=== EXERCISE INPUTS ===
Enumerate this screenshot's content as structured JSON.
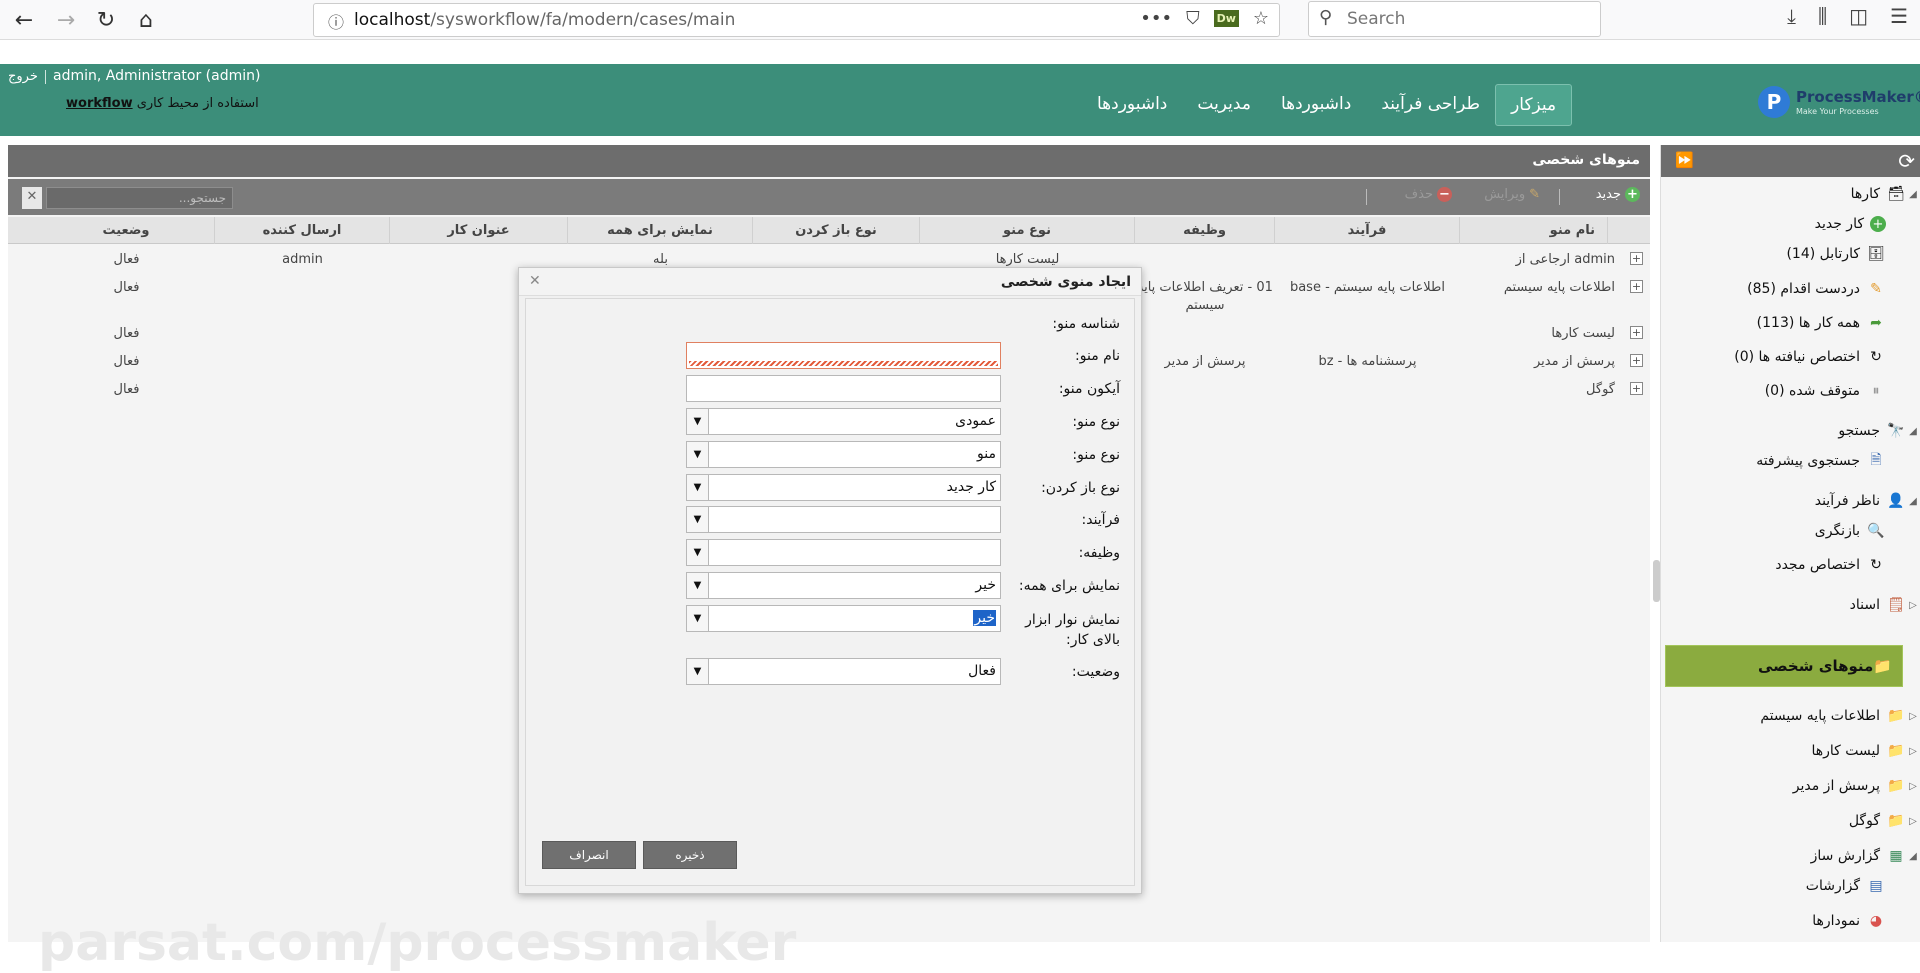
{
  "browser": {
    "url_host": "localhost",
    "url_path": "/sysworkflow/fa/modern/cases/main",
    "search_placeholder": "Search"
  },
  "header": {
    "user": "admin, Administrator (admin)",
    "logout": "خروج",
    "workspace_prefix": "استفاده از محیط کاری",
    "workspace_name": "workflow",
    "nav": [
      "میزکار",
      "طراحی فرآیند",
      "داشبوردها",
      "مدیریت",
      "داشبوردها"
    ],
    "logo_brand": "ProcessMaker®",
    "logo_tag": "Make Your Processes"
  },
  "panel": {
    "title": "منوهای شخصی",
    "toolbar": {
      "new": "جدید",
      "edit": "ویرایش",
      "delete": "حذف",
      "search_placeholder": "جستجو..."
    },
    "columns": [
      "نام منو",
      "فرآیند",
      "وظیفه",
      "نوع منو",
      "نوع باز کردن",
      "نمایش برای همه",
      "عنوان کار",
      "ارسال کننده",
      "وضعیت"
    ],
    "rows": [
      {
        "name": "ارجاعی از admin",
        "process": "",
        "task": "",
        "menu_type": "لیست کارها",
        "open_type": "",
        "show_all": "بله",
        "title": "",
        "sender": "admin",
        "status": "فعال"
      },
      {
        "name": "اطلاعات پایه سیستم",
        "process": "base - اطلاعات پایه سیستم",
        "task": "01 - تعریف اطلاعات پایه سیستم",
        "menu_type": "",
        "open_type": "",
        "show_all": "",
        "title": "",
        "sender": "",
        "status": "فعال"
      },
      {
        "name": "لیست کارها",
        "process": "",
        "task": "",
        "menu_type": "",
        "open_type": "",
        "show_all": "",
        "title": "",
        "sender": "",
        "status": "فعال"
      },
      {
        "name": "پرسش از مدیر",
        "process": "bz - پرسشنامه ها",
        "task": "پرسش از مدیر",
        "menu_type": "",
        "open_type": "",
        "show_all": "",
        "title": "",
        "sender": "",
        "status": "فعال"
      },
      {
        "name": "گوگل",
        "process": "",
        "task": "",
        "menu_type": "",
        "open_type": "",
        "show_all": "",
        "title": "",
        "sender": "",
        "status": "فعال"
      }
    ],
    "watermark": "parsat.com/processmaker"
  },
  "modal": {
    "title": "ایجاد منوی شخصی",
    "fields": {
      "id_label": "شناسه منو:",
      "name_label": "نام منو:",
      "icon_label": "آیکون منو:",
      "type1_label": "نوع منو:",
      "type1_value": "عمودی",
      "type2_label": "نوع منو:",
      "type2_value": "منو",
      "open_label": "نوع باز کردن:",
      "open_value": "کار جدید",
      "process_label": "فرآیند:",
      "task_label": "وظیفه:",
      "showall_label": "نمایش برای همه:",
      "showall_value": "خیر",
      "toolbar_label": "نمایش نوار ابزار بالای کار:",
      "toolbar_value": "خیر",
      "status_label": "وضعیت:",
      "status_value": "فعال"
    },
    "save": "ذخیره",
    "cancel": "انصراف"
  },
  "sidebar": {
    "items": [
      {
        "label": "کارها",
        "icon": "cases-icon",
        "level": 0
      },
      {
        "label": "کار جدید",
        "icon": "new-case-icon",
        "level": 1
      },
      {
        "label": "کارتابل (14)",
        "icon": "inbox-icon",
        "level": 1
      },
      {
        "label": "دردست اقدام (85)",
        "icon": "draft-icon",
        "level": 1
      },
      {
        "label": "همه کار ها (113)",
        "icon": "participated-icon",
        "level": 1
      },
      {
        "label": "اختصاص نیافته ها (0)",
        "icon": "unassigned-icon",
        "level": 1
      },
      {
        "label": "متوقف شده (0)",
        "icon": "paused-icon",
        "level": 1
      },
      {
        "label": "جستجو",
        "icon": "binoculars-icon",
        "level": 0
      },
      {
        "label": "جستجوی پیشرفته",
        "icon": "advanced-search-icon",
        "level": 1
      },
      {
        "label": "ناظر فرآیند",
        "icon": "supervisor-icon",
        "level": 0
      },
      {
        "label": "بازنگری",
        "icon": "review-icon",
        "level": 1
      },
      {
        "label": "اختصاص مجدد",
        "icon": "reassign-icon",
        "level": 1
      },
      {
        "label": "اسناد",
        "icon": "documents-icon",
        "level": 0
      },
      {
        "label": "منوهای شخصی",
        "icon": "folder-icon",
        "level": 0
      },
      {
        "label": "اطلاعات پایه سیستم",
        "icon": "folder-icon",
        "level": 1
      },
      {
        "label": "لیست کارها",
        "icon": "folder-icon",
        "level": 1
      },
      {
        "label": "پرسش از مدیر",
        "icon": "folder-icon",
        "level": 1
      },
      {
        "label": "گوگل",
        "icon": "folder-icon",
        "level": 1
      },
      {
        "label": "گزارش ساز",
        "icon": "report-builder-icon",
        "level": 0
      },
      {
        "label": "گزارشات",
        "icon": "reports-icon",
        "level": 1
      },
      {
        "label": "نمودارها",
        "icon": "chart-icon",
        "level": 1
      }
    ]
  },
  "colors": {
    "header": "#3c8e7a",
    "active_menu": "#8bab3f",
    "panel_bar": "#6d6d6d"
  }
}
===
### TASK TO CARRY OUT
Read through the data and copy every line where "اختصاص" shows up.

### OUTPUT BELOW
        "label": "اختصاص نیافته ها (0)",
        "label": "اختصاص مجدد",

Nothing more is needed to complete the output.